-- Start of EXCERPT PROVIDED --
He refers to the sonic shift as “our Style Council moment,” and uses Paul Weller’s decision to disband The Jam at their height as a model. “Quite frankly, a lot of [fans of The Jam] needed to have the Style Council put in front of them, just to show them that you can’t be stuck in a genre. It becomes cosplay after a certain time, people start dressing like you, the cover bands come out, the bands who don’t understand influence and just make carbon copies then start being praised. You have to reinvent shit, and embrace things your fans didn’t think you would be embrace.”

It says something about the relationship that the band have fostered with their listeners that the response to their change in direction has been boldly positive, particularly in an era where, Bixler-Zavala views it, the internet has made public opinion particularly unforgiving. “It’s created this overly privileged Yelp review culture, where you’re gonna be damned to obscurity if the internet doesn’t approve of where you are as an artist.” In below the line comments beneath their new material and press interviews are people acknowledging that though their initial reaction to a poppier Mars Volta might have been dismay or disappointment, once they stopped and gave more nuanced thought to the ethos of reinvention and progression that the band have always espoused, they realised that this kind of music was exactly what band should be making. “Imagine that!” laughs Rodríguez-López. “Imagine living in a world where you can think before you speak, and process how you feel before you act!”
-- End of EXCERPT PROVIDED --
-- Start of EXTRACTED DATA --
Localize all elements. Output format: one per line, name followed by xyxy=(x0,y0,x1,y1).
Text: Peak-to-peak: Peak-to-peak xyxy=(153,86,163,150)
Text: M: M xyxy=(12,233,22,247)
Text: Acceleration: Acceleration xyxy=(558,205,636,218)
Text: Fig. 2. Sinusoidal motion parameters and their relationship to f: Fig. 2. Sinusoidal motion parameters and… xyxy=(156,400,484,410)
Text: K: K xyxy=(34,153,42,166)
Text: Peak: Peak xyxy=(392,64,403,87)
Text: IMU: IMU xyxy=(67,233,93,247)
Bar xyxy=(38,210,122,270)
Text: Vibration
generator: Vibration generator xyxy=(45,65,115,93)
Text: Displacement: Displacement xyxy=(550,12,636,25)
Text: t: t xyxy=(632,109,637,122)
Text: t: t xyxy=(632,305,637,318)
-- End of EXTRACTED DATA --
> WRITTEN EXERCISE
Please print the entire passage above on The Mars Volta's shift in sound, word for word.

> WRITTEN ANSWER
He refers to the sonic shift as “our Style Council moment,” and uses Paul Weller’s decision to disband The Jam at their height as a model. “Quite frankly, a lot of [fans of The Jam] needed to have the Style Council put in front of them, just to show them that you can’t be stuck in a genre. It becomes cosplay after a certain time, people start dressing like you, the cover bands come out, the bands who don’t understand influence and just make carbon copies then start being praised. You have to reinvent shit, and embrace things your fans didn’t think you would be embrace.”

It says something about the relationship that the band have fostered with their listeners that the response to their change in direction has been boldly positive, particularly in an era where, Bixler-Zavala views it, the internet has made public opinion particularly unforgiving. “It’s created this overly privileged Yelp review culture, where you’re gonna be damned to obscurity if the internet doesn’t approve of where you are as an artist.” In below the line comments beneath their new material and press interviews are people acknowledging that though their initial reaction to a poppier Mars Volta might have been dismay or disappointment, once they stopped and gave more nuanced thought to the ethos of reinvention and progression that the band have always espoused, they realised that this kind of music was exactly what band should be making. “Imagine that!” laughs Rodríguez-López. “Imagine living in a world where you can think before you speak, and process how you feel before you act!”